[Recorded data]
-=-=-=-=-

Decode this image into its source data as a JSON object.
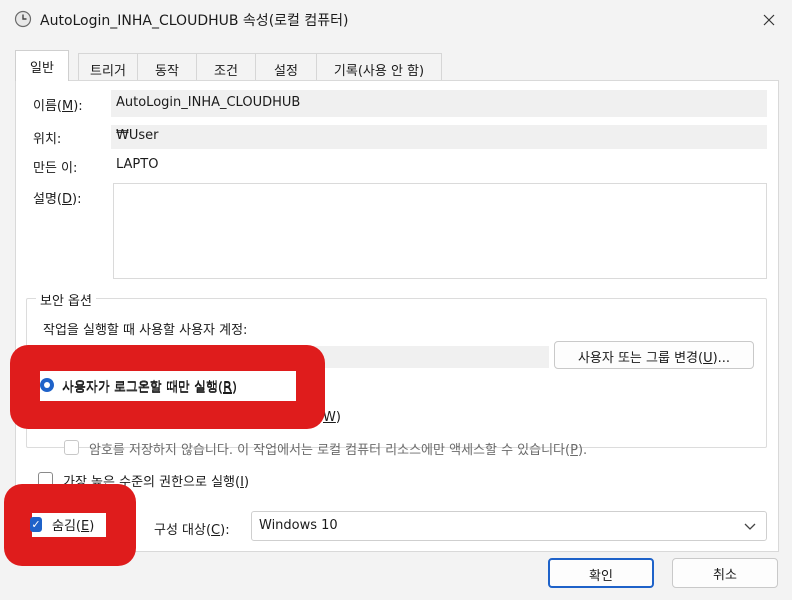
{
  "window": {
    "title": "AutoLogin_INHA_CLOUDHUB 속성(로컬 컴퓨터)",
    "icon": "clock-icon",
    "close_icon": "close-icon"
  },
  "tabs": [
    {
      "label": "일반",
      "active": true
    },
    {
      "label": "트리거",
      "active": false
    },
    {
      "label": "동작",
      "active": false
    },
    {
      "label": "조건",
      "active": false
    },
    {
      "label": "설정",
      "active": false
    },
    {
      "label": "기록(사용 안 함)",
      "active": false
    }
  ],
  "general": {
    "name_label_pre": "이름(",
    "name_label_key": "M",
    "name_label_post": "):",
    "name_value": "AutoLogin_INHA_CLOUDHUB",
    "location_label": "위치:",
    "location_value": "₩User",
    "author_label": "만든 이:",
    "author_value": "LAPTO",
    "description_label_pre": "설명(",
    "description_label_key": "D",
    "description_label_post": "):",
    "description_value": ""
  },
  "security": {
    "title": "보안 옵션",
    "account_prompt": "작업을 실행할 때 사용할 사용자 계정:",
    "change_button_pre": "사용자 또는 그룹 변경(",
    "change_button_key": "U",
    "change_button_post": ")...",
    "radio_logged_on_pre": "사용자가 로그온할 때만 실행(",
    "radio_logged_on_key": "R",
    "radio_logged_on_post": ")",
    "radio_whether_key": "W",
    "radio_whether_post": ")",
    "no_store_password_pre": "암호를 저장하지 않습니다. 이 작업에서는 로컬 컴퓨터 리소스에만 액세스할 수 있습니다(",
    "no_store_password_key": "P",
    "no_store_password_post": ").",
    "highest_privileges_pre": "가장 높은 수준의 권한으로 실행(",
    "highest_privileges_key": "I",
    "highest_privileges_post": ")"
  },
  "bottom": {
    "hidden_pre": "숨김(",
    "hidden_key": "E",
    "hidden_post": ")",
    "configure_label_pre": "구성 대상(",
    "configure_label_key": "C",
    "configure_label_post": "):",
    "configure_value": "Windows 10"
  },
  "buttons": {
    "ok": "확인",
    "cancel": "취소"
  },
  "colors": {
    "accent": "#1e62c9",
    "redaction": "#df1c1c"
  }
}
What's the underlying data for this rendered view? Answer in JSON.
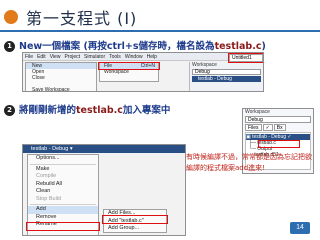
{
  "slide": {
    "title": "第一支程式 (I)",
    "badge": "",
    "page_number": "14"
  },
  "step1": {
    "num": "1",
    "text_a": "New一個檔案 (再按ctrl+s儲存時，檔名設為",
    "text_hl": "testlab.c",
    "text_b": ")"
  },
  "step2": {
    "num": "2",
    "text_a": "將剛剛新增的",
    "text_hl": "testlab.c",
    "text_b": "加入專案中"
  },
  "shot1": {
    "menubar": [
      "File",
      "Edit",
      "View",
      "Project",
      "Simulator",
      "Tools",
      "Window",
      "Help"
    ],
    "menu_items": [
      "New",
      "Open",
      "Close",
      "",
      "Save Workspace"
    ],
    "submenu_items": [
      {
        "label": "File",
        "shortcut": "Ctrl+N"
      },
      {
        "label": "Workspace",
        "shortcut": ""
      }
    ],
    "tab": "Untitled1",
    "workspace_label": "Workspace",
    "combo": "Debug",
    "project_row": "testlab - Debug"
  },
  "shot2": {
    "header": "testlab - Debug ▾",
    "menu": [
      {
        "label": "Options...",
        "disabled": false
      },
      {
        "sep": true
      },
      {
        "label": "Make",
        "disabled": false
      },
      {
        "label": "Compile",
        "disabled": true
      },
      {
        "label": "Rebuild All",
        "disabled": false
      },
      {
        "label": "Clean",
        "disabled": false
      },
      {
        "label": "Stop Build",
        "disabled": true
      },
      {
        "sep": true
      },
      {
        "label": "Add",
        "disabled": false
      },
      {
        "label": "Remove",
        "disabled": false
      },
      {
        "label": "Rename",
        "disabled": false
      }
    ],
    "submenu": [
      "Add Files...",
      "Add \"testlab.c\"",
      "Add Group..."
    ]
  },
  "note": "有時候編譯不過，常常都是因為忘記把欲編譯的程式檔案add進來!",
  "shot3": {
    "workspace_label": "Workspace",
    "combo": "Debug",
    "tabs": [
      "Files",
      "✓",
      "Bx"
    ],
    "tree": [
      {
        "label": "▣ testlab - Debug ✓",
        "selected": true
      },
      {
        "label": "  ├─ testlab.c",
        "selected": false
      },
      {
        "label": "  └─ Output",
        "selected": false
      },
      {
        "label": "      testlab.d51",
        "selected": false
      }
    ]
  },
  "colors": {
    "title": "#1f2f4a",
    "step_text": "#1f3c8c",
    "highlight": "#8a1a1a",
    "note": "#c0221a",
    "rule": "#2e6db0",
    "selection": "#2a4f84",
    "callout": "#dd1111"
  }
}
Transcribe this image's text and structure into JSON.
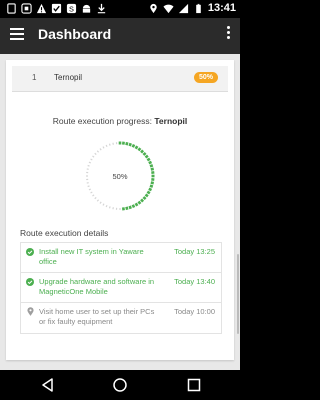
{
  "status_bar": {
    "time": "13:41",
    "left_icons": [
      "sim-icon",
      "notification-icon",
      "warning-icon",
      "checkbox-icon",
      "app-icon",
      "android-icon",
      "download-icon"
    ],
    "right_icons": [
      "location-icon",
      "wifi-icon",
      "signal-icon",
      "battery-icon"
    ]
  },
  "app_bar": {
    "title": "Dashboard"
  },
  "route": {
    "number": "1",
    "name": "Ternopil",
    "progress_badge": "50%"
  },
  "progress": {
    "label": "Route execution progress:",
    "route_name": "Ternopil",
    "percent_text": "50%",
    "percent_value": 0.5
  },
  "details": {
    "title": "Route execution details",
    "items": [
      {
        "text": "Install new IT system in Yaware office",
        "time": "Today 13:25",
        "status": "done"
      },
      {
        "text": "Upgrade hardware and software in MagneticOne Mobile",
        "time": "Today 13:40",
        "status": "done"
      },
      {
        "text": "Visit home user to set up their PCs or fix faulty equipment",
        "time": "Today 10:00",
        "status": "pending"
      }
    ]
  },
  "colors": {
    "accent_green": "#4caf50",
    "badge_orange": "#f5a623",
    "app_bar": "#2b2b2b"
  }
}
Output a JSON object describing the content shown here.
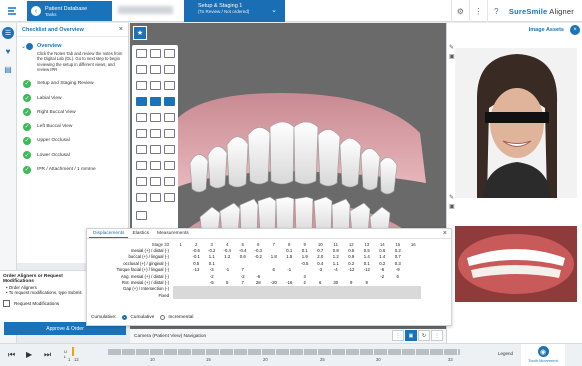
{
  "topbar": {
    "patient_title": "Patient Database",
    "patient_sub": "Tasks",
    "stage_title": "Setup & Staging 1",
    "stage_sub": "(To Review / Not ordered)",
    "brand_prefix": "SureSmile",
    "brand_suffix": "Aligner"
  },
  "checklist": {
    "title": "Checklist and Overview",
    "overview_title": "Overview",
    "overview_desc": "Click the Notes Tab and review the notes from the Digital Lab (DL). Go to next step to begin reviewing the setup in different views, and review IPR",
    "section": "Setup and Staging Review",
    "items": [
      {
        "label": "Labial View"
      },
      {
        "label": "Right Buccal View"
      },
      {
        "label": "Left Buccal View"
      },
      {
        "label": "Upper Occlusal"
      },
      {
        "label": "Lower Occlusal"
      },
      {
        "label": "IPR / Attachment / 1 mmIne"
      }
    ]
  },
  "order": {
    "heading": "Order Aligners or Request Modifications",
    "bullets": [
      "Order Aligners",
      "To request modifications, type Submit"
    ],
    "checkbox": "Request Modifications",
    "approve": "Approve & Order"
  },
  "viewport": {
    "camera_label": "Camera (Patient View) Navigation"
  },
  "assets": {
    "title": "Image Assets"
  },
  "table": {
    "tabs": [
      "Displacements",
      "Elastics",
      "Measurements"
    ],
    "stage_label": "Stage 33",
    "columns": [
      "1",
      "2",
      "3",
      "4",
      "5",
      "6",
      "7",
      "8",
      "9",
      "10",
      "11",
      "12",
      "13",
      "14",
      "15",
      "16"
    ],
    "rows": [
      {
        "label": "mesial (+) / distal (-)",
        "cells": [
          "",
          "-0.6",
          "-0.2",
          "-0.4",
          "-0.4",
          "-0.3",
          "",
          "0.1",
          "0.1",
          "0.7",
          "0.8",
          "0.5",
          "0.5",
          "0.6",
          "0.2",
          ""
        ]
      },
      {
        "label": "buccal (+) / lingual (-)",
        "cells": [
          "",
          "-0.1",
          "1.1",
          "1.2",
          "0.6",
          "-0.2",
          "1.8",
          "1.5",
          "1.9",
          "2.0",
          "1.2",
          "0.9",
          "1.4",
          "1.4",
          "0.7",
          ""
        ]
      },
      {
        "label": "occlusal (+) / gingival (-)",
        "cells": [
          "",
          "0.5",
          "0.1",
          "",
          "",
          "",
          "",
          "",
          "-0.5",
          "0.4",
          "1.1",
          "0.2",
          "0.1",
          "0.2",
          "0.3",
          ""
        ]
      },
      {
        "label": "Torque facial (+) / lingual (-)",
        "cells": [
          "",
          "-13",
          "-3",
          "-1",
          "7",
          "",
          "6",
          "-1",
          "",
          "-3",
          "-4",
          "-12",
          "-12",
          "-6",
          "-9",
          ""
        ]
      },
      {
        "label": "Ang. mesial (+) / distal (-)",
        "cells": [
          "",
          "",
          "-2",
          "",
          "-2",
          "-6",
          "",
          "",
          "3",
          "",
          "",
          "",
          "",
          "-2",
          "6",
          ""
        ]
      },
      {
        "label": "Rot. mesial (+) / distal (-)",
        "cells": [
          "",
          "",
          "-5",
          "5",
          "7",
          "28",
          "-20",
          "-16",
          "2",
          "6",
          "30",
          "9",
          "9",
          "",
          "",
          ""
        ]
      },
      {
        "label": "Gap (+) / Intersection (-)",
        "cells": [
          "",
          "",
          "",
          "",
          "",
          "",
          "",
          "",
          "",
          "",
          "",
          "",
          "",
          "",
          "",
          ""
        ]
      },
      {
        "label": "Fixed",
        "cells": [
          "",
          "",
          "",
          "",
          "",
          "",
          "",
          "",
          "",
          "",
          "",
          "",
          "",
          "",
          "",
          ""
        ]
      }
    ],
    "cumulative_label": "Cumulative:",
    "opt_cumulative": "Cumulative",
    "opt_incremental": "Incremental"
  },
  "timeline": {
    "upper": "U",
    "lower": "L",
    "stage_start": "1",
    "stage_current": "12",
    "ticks": [
      "10",
      "15",
      "20",
      "25",
      "30",
      "33"
    ],
    "legend": "Legend",
    "tooth_button": "Tooth Movement"
  }
}
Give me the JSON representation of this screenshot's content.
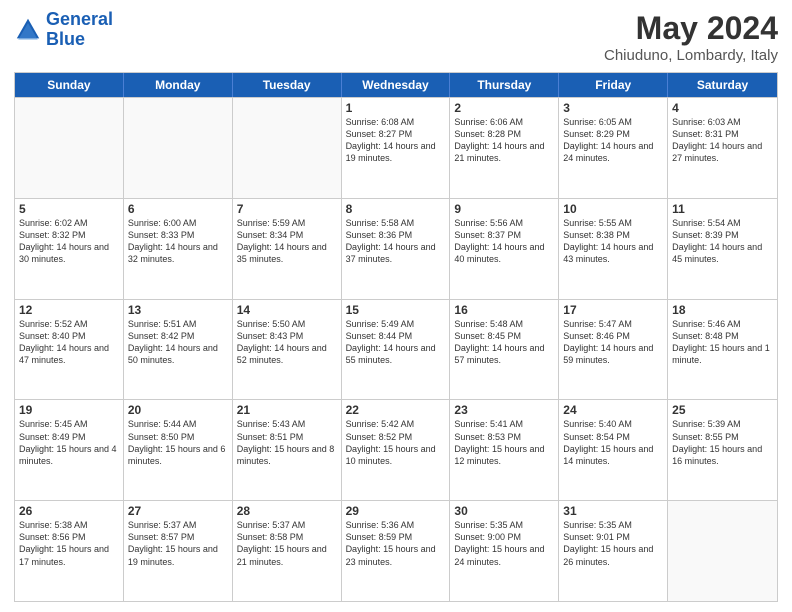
{
  "header": {
    "logo_general": "General",
    "logo_blue": "Blue",
    "month_year": "May 2024",
    "location": "Chiuduno, Lombardy, Italy"
  },
  "days": [
    "Sunday",
    "Monday",
    "Tuesday",
    "Wednesday",
    "Thursday",
    "Friday",
    "Saturday"
  ],
  "weeks": [
    [
      {
        "day": "",
        "empty": true
      },
      {
        "day": "",
        "empty": true
      },
      {
        "day": "",
        "empty": true
      },
      {
        "day": "1",
        "sunrise": "6:08 AM",
        "sunset": "8:27 PM",
        "daylight": "14 hours and 19 minutes."
      },
      {
        "day": "2",
        "sunrise": "6:06 AM",
        "sunset": "8:28 PM",
        "daylight": "14 hours and 21 minutes."
      },
      {
        "day": "3",
        "sunrise": "6:05 AM",
        "sunset": "8:29 PM",
        "daylight": "14 hours and 24 minutes."
      },
      {
        "day": "4",
        "sunrise": "6:03 AM",
        "sunset": "8:31 PM",
        "daylight": "14 hours and 27 minutes."
      }
    ],
    [
      {
        "day": "5",
        "sunrise": "6:02 AM",
        "sunset": "8:32 PM",
        "daylight": "14 hours and 30 minutes."
      },
      {
        "day": "6",
        "sunrise": "6:00 AM",
        "sunset": "8:33 PM",
        "daylight": "14 hours and 32 minutes."
      },
      {
        "day": "7",
        "sunrise": "5:59 AM",
        "sunset": "8:34 PM",
        "daylight": "14 hours and 35 minutes."
      },
      {
        "day": "8",
        "sunrise": "5:58 AM",
        "sunset": "8:36 PM",
        "daylight": "14 hours and 37 minutes."
      },
      {
        "day": "9",
        "sunrise": "5:56 AM",
        "sunset": "8:37 PM",
        "daylight": "14 hours and 40 minutes."
      },
      {
        "day": "10",
        "sunrise": "5:55 AM",
        "sunset": "8:38 PM",
        "daylight": "14 hours and 43 minutes."
      },
      {
        "day": "11",
        "sunrise": "5:54 AM",
        "sunset": "8:39 PM",
        "daylight": "14 hours and 45 minutes."
      }
    ],
    [
      {
        "day": "12",
        "sunrise": "5:52 AM",
        "sunset": "8:40 PM",
        "daylight": "14 hours and 47 minutes."
      },
      {
        "day": "13",
        "sunrise": "5:51 AM",
        "sunset": "8:42 PM",
        "daylight": "14 hours and 50 minutes."
      },
      {
        "day": "14",
        "sunrise": "5:50 AM",
        "sunset": "8:43 PM",
        "daylight": "14 hours and 52 minutes."
      },
      {
        "day": "15",
        "sunrise": "5:49 AM",
        "sunset": "8:44 PM",
        "daylight": "14 hours and 55 minutes."
      },
      {
        "day": "16",
        "sunrise": "5:48 AM",
        "sunset": "8:45 PM",
        "daylight": "14 hours and 57 minutes."
      },
      {
        "day": "17",
        "sunrise": "5:47 AM",
        "sunset": "8:46 PM",
        "daylight": "14 hours and 59 minutes."
      },
      {
        "day": "18",
        "sunrise": "5:46 AM",
        "sunset": "8:48 PM",
        "daylight": "15 hours and 1 minute."
      }
    ],
    [
      {
        "day": "19",
        "sunrise": "5:45 AM",
        "sunset": "8:49 PM",
        "daylight": "15 hours and 4 minutes."
      },
      {
        "day": "20",
        "sunrise": "5:44 AM",
        "sunset": "8:50 PM",
        "daylight": "15 hours and 6 minutes."
      },
      {
        "day": "21",
        "sunrise": "5:43 AM",
        "sunset": "8:51 PM",
        "daylight": "15 hours and 8 minutes."
      },
      {
        "day": "22",
        "sunrise": "5:42 AM",
        "sunset": "8:52 PM",
        "daylight": "15 hours and 10 minutes."
      },
      {
        "day": "23",
        "sunrise": "5:41 AM",
        "sunset": "8:53 PM",
        "daylight": "15 hours and 12 minutes."
      },
      {
        "day": "24",
        "sunrise": "5:40 AM",
        "sunset": "8:54 PM",
        "daylight": "15 hours and 14 minutes."
      },
      {
        "day": "25",
        "sunrise": "5:39 AM",
        "sunset": "8:55 PM",
        "daylight": "15 hours and 16 minutes."
      }
    ],
    [
      {
        "day": "26",
        "sunrise": "5:38 AM",
        "sunset": "8:56 PM",
        "daylight": "15 hours and 17 minutes."
      },
      {
        "day": "27",
        "sunrise": "5:37 AM",
        "sunset": "8:57 PM",
        "daylight": "15 hours and 19 minutes."
      },
      {
        "day": "28",
        "sunrise": "5:37 AM",
        "sunset": "8:58 PM",
        "daylight": "15 hours and 21 minutes."
      },
      {
        "day": "29",
        "sunrise": "5:36 AM",
        "sunset": "8:59 PM",
        "daylight": "15 hours and 23 minutes."
      },
      {
        "day": "30",
        "sunrise": "5:35 AM",
        "sunset": "9:00 PM",
        "daylight": "15 hours and 24 minutes."
      },
      {
        "day": "31",
        "sunrise": "5:35 AM",
        "sunset": "9:01 PM",
        "daylight": "15 hours and 26 minutes."
      },
      {
        "day": "",
        "empty": true
      }
    ]
  ]
}
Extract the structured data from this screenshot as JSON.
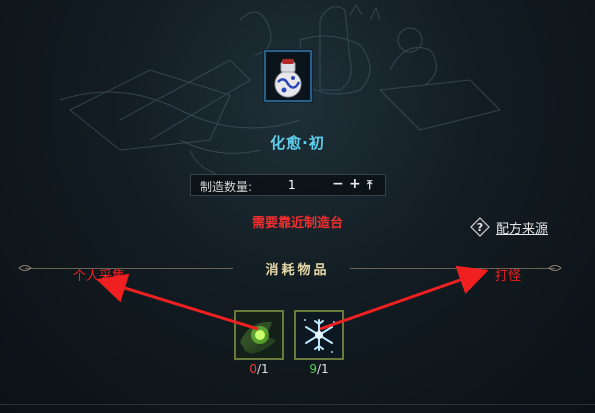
{
  "item": {
    "name": "化愈·初",
    "icon": "medicine-jar-icon"
  },
  "craft": {
    "quantity_label": "制造数量:",
    "quantity_value": "1",
    "minus_symbol": "−",
    "plus_symbol": "+",
    "max_symbol": "⤒"
  },
  "warning": "需要靠近制造台",
  "recipe_source": {
    "label": "配方来源",
    "icon": "question-diamond-icon"
  },
  "materials": {
    "title": "消耗物品",
    "items": [
      {
        "icon": "green-orb-leaf-icon",
        "have": "0",
        "sep_need": "/1",
        "have_color": "#f03a3a"
      },
      {
        "icon": "snowflake-crystal-icon",
        "have": "9",
        "sep_need": "/1",
        "have_color": "#4fd04f"
      }
    ]
  },
  "annotations": {
    "left": "个人采集",
    "right": "打怪",
    "arrow_color": "#f02020"
  }
}
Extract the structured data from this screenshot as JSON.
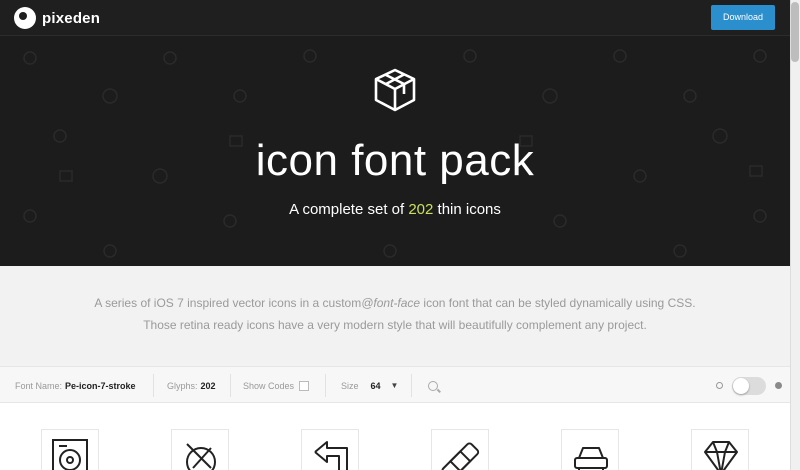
{
  "nav": {
    "brand": "pixeden",
    "download_label": "Download",
    "brand_color": "#2b8fce"
  },
  "hero": {
    "title": "icon font pack",
    "subtitle_pre": "A complete set of ",
    "subtitle_count": "202",
    "subtitle_post": " thin icons",
    "highlight_color": "#c7e15e"
  },
  "description": {
    "line1_pre": "A series of iOS 7 inspired vector icons in a custom",
    "line1_em": "@font-face",
    "line1_post": " icon font that can be styled dynamically using CSS.",
    "line2": "Those retina ready icons have a very modern style that will beautifully complement any project."
  },
  "toolbar": {
    "font_name_label": "Font Name:",
    "font_name_value": "Pe-icon-7-stroke",
    "glyphs_label": "Glyphs:",
    "glyphs_value": "202",
    "show_codes_label": "Show Codes",
    "size_label": "Size",
    "size_value": "64",
    "icons": {
      "size_caret": "caret-down-icon",
      "search": "search-icon",
      "theme_light": "light-theme-dot-icon",
      "theme_dark": "dark-theme-dot-icon"
    }
  },
  "icons": [
    "disc-icon",
    "compass-icon",
    "back-arrow-icon",
    "bandage-icon",
    "car-icon",
    "diamond-icon"
  ]
}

-=-=-=-=-

Each line with the string "theme" in it needs to be found and copied.

Result below:
      "theme_light": "light-theme-dot-icon",
      "theme_dark": "dark-theme-dot-icon"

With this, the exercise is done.